**** RECORDS PROVIDED

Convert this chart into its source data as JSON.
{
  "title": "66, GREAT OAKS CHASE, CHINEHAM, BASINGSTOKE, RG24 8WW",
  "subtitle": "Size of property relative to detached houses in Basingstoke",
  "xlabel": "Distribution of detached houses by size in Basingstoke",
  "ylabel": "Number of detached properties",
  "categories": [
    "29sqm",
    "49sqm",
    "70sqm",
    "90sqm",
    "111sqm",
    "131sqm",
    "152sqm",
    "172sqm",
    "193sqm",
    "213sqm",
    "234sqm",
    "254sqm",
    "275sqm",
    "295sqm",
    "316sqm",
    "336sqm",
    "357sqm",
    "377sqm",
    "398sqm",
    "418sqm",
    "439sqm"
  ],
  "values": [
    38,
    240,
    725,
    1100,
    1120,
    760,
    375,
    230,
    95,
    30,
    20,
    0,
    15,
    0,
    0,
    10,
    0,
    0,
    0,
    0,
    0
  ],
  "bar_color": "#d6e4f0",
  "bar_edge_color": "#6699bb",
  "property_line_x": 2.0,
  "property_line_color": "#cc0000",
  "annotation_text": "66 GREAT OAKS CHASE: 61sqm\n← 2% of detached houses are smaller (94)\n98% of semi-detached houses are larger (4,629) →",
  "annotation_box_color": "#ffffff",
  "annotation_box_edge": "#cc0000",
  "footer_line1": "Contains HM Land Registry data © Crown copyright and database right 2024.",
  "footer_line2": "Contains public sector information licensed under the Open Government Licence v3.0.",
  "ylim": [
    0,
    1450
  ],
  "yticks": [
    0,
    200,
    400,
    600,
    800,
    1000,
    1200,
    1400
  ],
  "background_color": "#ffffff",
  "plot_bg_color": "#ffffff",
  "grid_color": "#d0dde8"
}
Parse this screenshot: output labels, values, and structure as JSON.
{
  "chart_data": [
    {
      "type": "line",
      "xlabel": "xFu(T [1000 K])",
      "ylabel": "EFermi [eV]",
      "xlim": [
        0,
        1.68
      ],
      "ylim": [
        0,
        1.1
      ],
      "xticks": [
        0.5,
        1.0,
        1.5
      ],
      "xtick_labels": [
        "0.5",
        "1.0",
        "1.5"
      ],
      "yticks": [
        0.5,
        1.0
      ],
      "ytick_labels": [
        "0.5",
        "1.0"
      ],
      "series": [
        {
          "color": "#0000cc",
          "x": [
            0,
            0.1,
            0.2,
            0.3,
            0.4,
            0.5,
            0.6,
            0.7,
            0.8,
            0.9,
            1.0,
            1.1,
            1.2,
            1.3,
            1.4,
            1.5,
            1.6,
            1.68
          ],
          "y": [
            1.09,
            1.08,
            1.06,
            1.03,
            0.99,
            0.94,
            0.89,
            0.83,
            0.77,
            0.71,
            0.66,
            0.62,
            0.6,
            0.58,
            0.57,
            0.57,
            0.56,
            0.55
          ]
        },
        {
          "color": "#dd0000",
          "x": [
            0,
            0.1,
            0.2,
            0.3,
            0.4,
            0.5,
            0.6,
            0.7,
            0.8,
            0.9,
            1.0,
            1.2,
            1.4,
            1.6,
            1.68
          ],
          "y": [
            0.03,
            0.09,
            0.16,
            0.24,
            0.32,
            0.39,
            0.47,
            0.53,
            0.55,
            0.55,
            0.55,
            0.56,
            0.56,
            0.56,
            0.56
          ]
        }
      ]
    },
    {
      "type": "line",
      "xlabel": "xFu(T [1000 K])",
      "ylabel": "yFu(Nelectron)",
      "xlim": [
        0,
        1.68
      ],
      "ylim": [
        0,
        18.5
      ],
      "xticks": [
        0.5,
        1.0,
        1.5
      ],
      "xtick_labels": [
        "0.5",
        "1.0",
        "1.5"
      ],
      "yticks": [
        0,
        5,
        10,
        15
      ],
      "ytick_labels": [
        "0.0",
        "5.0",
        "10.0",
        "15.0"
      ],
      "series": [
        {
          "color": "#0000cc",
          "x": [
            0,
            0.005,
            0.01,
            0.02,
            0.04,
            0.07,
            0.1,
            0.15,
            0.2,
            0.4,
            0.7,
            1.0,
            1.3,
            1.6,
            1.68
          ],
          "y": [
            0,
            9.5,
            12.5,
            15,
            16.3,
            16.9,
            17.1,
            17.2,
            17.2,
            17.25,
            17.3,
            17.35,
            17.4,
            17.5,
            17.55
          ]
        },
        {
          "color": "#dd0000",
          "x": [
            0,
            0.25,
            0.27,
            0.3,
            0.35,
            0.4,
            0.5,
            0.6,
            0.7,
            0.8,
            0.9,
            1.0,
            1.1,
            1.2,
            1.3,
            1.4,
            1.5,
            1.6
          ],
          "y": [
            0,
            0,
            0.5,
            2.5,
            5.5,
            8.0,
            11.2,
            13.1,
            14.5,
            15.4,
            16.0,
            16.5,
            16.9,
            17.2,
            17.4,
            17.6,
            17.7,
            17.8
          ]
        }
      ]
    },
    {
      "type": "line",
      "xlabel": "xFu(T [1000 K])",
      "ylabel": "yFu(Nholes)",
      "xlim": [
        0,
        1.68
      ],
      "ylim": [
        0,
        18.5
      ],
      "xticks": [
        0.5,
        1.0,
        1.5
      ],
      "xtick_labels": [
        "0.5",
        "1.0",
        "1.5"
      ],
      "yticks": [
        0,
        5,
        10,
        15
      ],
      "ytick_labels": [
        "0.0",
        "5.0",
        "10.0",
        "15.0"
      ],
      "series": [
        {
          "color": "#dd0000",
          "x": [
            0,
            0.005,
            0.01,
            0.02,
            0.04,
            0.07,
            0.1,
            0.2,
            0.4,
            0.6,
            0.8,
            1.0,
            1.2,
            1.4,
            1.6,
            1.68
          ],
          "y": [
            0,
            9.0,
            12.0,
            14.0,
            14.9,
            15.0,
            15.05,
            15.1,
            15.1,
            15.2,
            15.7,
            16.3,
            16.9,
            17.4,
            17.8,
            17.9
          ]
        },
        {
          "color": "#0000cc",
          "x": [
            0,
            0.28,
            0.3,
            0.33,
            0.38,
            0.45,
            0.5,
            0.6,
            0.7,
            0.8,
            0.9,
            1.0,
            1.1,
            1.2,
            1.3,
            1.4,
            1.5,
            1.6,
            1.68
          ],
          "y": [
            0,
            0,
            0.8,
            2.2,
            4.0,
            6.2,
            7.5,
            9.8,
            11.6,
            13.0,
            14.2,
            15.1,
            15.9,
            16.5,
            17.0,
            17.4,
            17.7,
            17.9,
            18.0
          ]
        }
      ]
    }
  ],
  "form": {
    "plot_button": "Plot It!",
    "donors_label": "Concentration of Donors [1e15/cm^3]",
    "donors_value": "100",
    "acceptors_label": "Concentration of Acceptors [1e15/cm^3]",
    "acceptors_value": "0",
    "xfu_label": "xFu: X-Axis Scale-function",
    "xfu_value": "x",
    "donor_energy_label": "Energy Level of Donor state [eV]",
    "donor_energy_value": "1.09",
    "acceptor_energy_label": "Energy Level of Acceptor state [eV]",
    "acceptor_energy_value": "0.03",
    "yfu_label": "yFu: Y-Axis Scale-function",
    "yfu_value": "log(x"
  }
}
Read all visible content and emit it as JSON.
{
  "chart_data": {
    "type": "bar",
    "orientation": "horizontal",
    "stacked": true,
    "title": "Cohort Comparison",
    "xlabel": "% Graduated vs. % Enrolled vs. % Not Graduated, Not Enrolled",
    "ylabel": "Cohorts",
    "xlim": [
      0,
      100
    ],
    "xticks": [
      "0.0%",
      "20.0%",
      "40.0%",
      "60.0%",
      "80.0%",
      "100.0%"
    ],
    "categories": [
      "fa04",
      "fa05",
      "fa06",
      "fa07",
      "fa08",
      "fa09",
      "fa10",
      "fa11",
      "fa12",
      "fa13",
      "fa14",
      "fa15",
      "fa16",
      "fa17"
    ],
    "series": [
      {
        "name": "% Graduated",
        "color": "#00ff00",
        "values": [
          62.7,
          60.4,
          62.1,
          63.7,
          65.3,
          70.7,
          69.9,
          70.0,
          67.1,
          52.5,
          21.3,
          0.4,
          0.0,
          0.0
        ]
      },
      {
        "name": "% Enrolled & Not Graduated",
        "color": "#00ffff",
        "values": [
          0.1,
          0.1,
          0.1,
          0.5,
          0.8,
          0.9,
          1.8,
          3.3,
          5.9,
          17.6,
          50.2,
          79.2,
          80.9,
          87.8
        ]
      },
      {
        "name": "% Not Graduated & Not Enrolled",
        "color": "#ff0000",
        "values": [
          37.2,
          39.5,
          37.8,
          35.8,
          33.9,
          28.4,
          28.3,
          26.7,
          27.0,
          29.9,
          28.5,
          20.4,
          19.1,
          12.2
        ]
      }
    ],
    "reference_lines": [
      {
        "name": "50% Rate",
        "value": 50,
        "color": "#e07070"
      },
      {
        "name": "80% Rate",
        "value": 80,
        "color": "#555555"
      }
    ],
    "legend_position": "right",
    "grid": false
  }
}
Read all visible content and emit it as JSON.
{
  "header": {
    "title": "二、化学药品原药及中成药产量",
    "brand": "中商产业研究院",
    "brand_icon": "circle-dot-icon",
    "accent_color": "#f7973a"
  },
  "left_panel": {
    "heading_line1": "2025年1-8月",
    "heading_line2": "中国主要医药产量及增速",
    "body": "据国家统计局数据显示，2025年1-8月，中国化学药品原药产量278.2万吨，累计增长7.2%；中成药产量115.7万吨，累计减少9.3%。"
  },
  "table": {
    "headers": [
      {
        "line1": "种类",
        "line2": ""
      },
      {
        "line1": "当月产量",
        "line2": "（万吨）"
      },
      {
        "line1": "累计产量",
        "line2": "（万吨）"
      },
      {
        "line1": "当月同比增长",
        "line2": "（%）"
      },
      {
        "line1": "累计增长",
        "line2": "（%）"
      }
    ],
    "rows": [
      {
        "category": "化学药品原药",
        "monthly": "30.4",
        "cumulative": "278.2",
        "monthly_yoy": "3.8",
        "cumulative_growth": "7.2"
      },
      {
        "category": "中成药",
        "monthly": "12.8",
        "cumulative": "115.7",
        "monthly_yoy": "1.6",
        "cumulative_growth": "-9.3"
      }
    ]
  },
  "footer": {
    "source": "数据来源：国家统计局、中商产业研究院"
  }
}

********

- _EXERCISE REQUIREMENTS_
State only how many lines in the material include "CHASE".

- _CORRECT OUTPUT_
2